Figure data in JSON
########

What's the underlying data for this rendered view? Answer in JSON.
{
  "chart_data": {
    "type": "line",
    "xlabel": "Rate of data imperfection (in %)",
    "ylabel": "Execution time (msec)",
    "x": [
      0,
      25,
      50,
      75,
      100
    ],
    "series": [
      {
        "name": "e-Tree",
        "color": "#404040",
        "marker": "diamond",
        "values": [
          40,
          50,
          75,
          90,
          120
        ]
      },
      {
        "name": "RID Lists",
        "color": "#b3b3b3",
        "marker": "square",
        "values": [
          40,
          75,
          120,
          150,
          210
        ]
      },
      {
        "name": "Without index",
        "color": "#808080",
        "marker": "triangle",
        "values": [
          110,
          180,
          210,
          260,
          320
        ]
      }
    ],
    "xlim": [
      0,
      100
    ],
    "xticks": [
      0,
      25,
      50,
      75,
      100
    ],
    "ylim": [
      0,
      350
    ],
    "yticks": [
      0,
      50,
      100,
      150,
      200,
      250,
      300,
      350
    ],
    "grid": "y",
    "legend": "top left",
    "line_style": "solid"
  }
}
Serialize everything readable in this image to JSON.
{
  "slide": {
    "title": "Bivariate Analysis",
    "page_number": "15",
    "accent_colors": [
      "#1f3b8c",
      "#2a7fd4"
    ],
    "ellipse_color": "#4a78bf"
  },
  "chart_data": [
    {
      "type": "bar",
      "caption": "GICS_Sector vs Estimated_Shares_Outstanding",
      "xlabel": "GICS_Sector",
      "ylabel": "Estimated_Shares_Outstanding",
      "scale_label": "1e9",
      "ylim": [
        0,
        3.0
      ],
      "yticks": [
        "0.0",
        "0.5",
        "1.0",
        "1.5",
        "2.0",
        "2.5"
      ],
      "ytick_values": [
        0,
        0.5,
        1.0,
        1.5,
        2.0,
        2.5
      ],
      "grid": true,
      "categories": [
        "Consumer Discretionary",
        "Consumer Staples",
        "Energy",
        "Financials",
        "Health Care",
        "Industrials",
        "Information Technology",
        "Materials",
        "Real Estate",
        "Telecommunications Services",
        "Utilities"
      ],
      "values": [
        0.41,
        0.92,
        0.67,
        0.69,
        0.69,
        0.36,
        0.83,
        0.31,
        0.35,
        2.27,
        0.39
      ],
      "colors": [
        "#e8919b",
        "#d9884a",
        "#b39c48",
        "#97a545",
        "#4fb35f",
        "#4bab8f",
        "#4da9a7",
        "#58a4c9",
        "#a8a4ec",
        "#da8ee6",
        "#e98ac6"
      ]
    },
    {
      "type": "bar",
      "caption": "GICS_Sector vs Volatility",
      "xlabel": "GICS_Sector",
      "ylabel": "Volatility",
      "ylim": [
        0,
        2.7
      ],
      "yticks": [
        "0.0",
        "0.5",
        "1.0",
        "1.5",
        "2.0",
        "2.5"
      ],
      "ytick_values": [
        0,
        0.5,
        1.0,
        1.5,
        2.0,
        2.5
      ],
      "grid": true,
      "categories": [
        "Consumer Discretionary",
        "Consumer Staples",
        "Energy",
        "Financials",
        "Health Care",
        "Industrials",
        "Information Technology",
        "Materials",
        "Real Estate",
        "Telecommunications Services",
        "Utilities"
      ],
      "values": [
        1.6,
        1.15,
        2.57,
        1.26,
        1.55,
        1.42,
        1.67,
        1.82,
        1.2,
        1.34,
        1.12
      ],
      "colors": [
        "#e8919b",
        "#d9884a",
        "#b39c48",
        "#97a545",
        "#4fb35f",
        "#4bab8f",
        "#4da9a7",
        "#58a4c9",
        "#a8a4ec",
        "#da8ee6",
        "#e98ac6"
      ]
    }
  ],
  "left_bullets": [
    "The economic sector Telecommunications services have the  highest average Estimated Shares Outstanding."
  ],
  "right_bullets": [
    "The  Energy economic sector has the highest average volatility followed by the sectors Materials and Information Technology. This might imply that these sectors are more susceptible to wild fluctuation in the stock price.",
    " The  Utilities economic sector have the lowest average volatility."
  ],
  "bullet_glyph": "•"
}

########

• [Stated goal]: Your task is to reproduce all of the records exactly.

• [Expected answer]:
What's the underlying data for this rendered view? Answer in JSON.
{
  "chart_data": {
    "type": "line",
    "xlabel": "Rate of data imperfection (in %)",
    "ylabel": "Execution time (msec)",
    "x": [
      0,
      25,
      50,
      75,
      100
    ],
    "series": [
      {
        "name": "e-Tree",
        "color": "#404040",
        "marker": "diamond",
        "values": [
          40,
          50,
          75,
          90,
          120
        ]
      },
      {
        "name": "RID Lists",
        "color": "#b3b3b3",
        "marker": "square",
        "values": [
          40,
          75,
          120,
          150,
          210
        ]
      },
      {
        "name": "Without index",
        "color": "#808080",
        "marker": "triangle",
        "values": [
          110,
          180,
          210,
          260,
          320
        ]
      }
    ],
    "xlim": [
      0,
      100
    ],
    "xticks": [
      0,
      25,
      50,
      75,
      100
    ],
    "ylim": [
      0,
      350
    ],
    "yticks": [
      0,
      50,
      100,
      150,
      200,
      250,
      300,
      350
    ],
    "grid": "y",
    "legend": "top left",
    "line_style": "solid"
  }
}
Serialize everything readable in this image to JSON.
{
  "slide": {
    "title": "Bivariate Analysis",
    "page_number": "15",
    "accent_colors": [
      "#1f3b8c",
      "#2a7fd4"
    ],
    "ellipse_color": "#4a78bf"
  },
  "chart_data": [
    {
      "type": "bar",
      "caption": "GICS_Sector vs Estimated_Shares_Outstanding",
      "xlabel": "GICS_Sector",
      "ylabel": "Estimated_Shares_Outstanding",
      "scale_label": "1e9",
      "ylim": [
        0,
        3.0
      ],
      "yticks": [
        "0.0",
        "0.5",
        "1.0",
        "1.5",
        "2.0",
        "2.5"
      ],
      "ytick_values": [
        0,
        0.5,
        1.0,
        1.5,
        2.0,
        2.5
      ],
      "grid": true,
      "categories": [
        "Consumer Discretionary",
        "Consumer Staples",
        "Energy",
        "Financials",
        "Health Care",
        "Industrials",
        "Information Technology",
        "Materials",
        "Real Estate",
        "Telecommunications Services",
        "Utilities"
      ],
      "values": [
        0.41,
        0.92,
        0.67,
        0.69,
        0.69,
        0.36,
        0.83,
        0.31,
        0.35,
        2.27,
        0.39
      ],
      "colors": [
        "#e8919b",
        "#d9884a",
        "#b39c48",
        "#97a545",
        "#4fb35f",
        "#4bab8f",
        "#4da9a7",
        "#58a4c9",
        "#a8a4ec",
        "#da8ee6",
        "#e98ac6"
      ]
    },
    {
      "type": "bar",
      "caption": "GICS_Sector vs Volatility",
      "xlabel": "GICS_Sector",
      "ylabel": "Volatility",
      "ylim": [
        0,
        2.7
      ],
      "yticks": [
        "0.0",
        "0.5",
        "1.0",
        "1.5",
        "2.0",
        "2.5"
      ],
      "ytick_values": [
        0,
        0.5,
        1.0,
        1.5,
        2.0,
        2.5
      ],
      "grid": true,
      "categories": [
        "Consumer Discretionary",
        "Consumer Staples",
        "Energy",
        "Financials",
        "Health Care",
        "Industrials",
        "Information Technology",
        "Materials",
        "Real Estate",
        "Telecommunications Services",
        "Utilities"
      ],
      "values": [
        1.6,
        1.15,
        2.57,
        1.26,
        1.55,
        1.42,
        1.67,
        1.82,
        1.2,
        1.34,
        1.12
      ],
      "colors": [
        "#e8919b",
        "#d9884a",
        "#b39c48",
        "#97a545",
        "#4fb35f",
        "#4bab8f",
        "#4da9a7",
        "#58a4c9",
        "#a8a4ec",
        "#da8ee6",
        "#e98ac6"
      ]
    }
  ],
  "left_bullets": [
    "The economic sector Telecommunications services have the  highest average Estimated Shares Outstanding."
  ],
  "right_bullets": [
    "The  Energy economic sector has the highest average volatility followed by the sectors Materials and Information Technology. This might imply that these sectors are more susceptible to wild fluctuation in the stock price.",
    " The  Utilities economic sector have the lowest average volatility."
  ],
  "bullet_glyph": "•"
}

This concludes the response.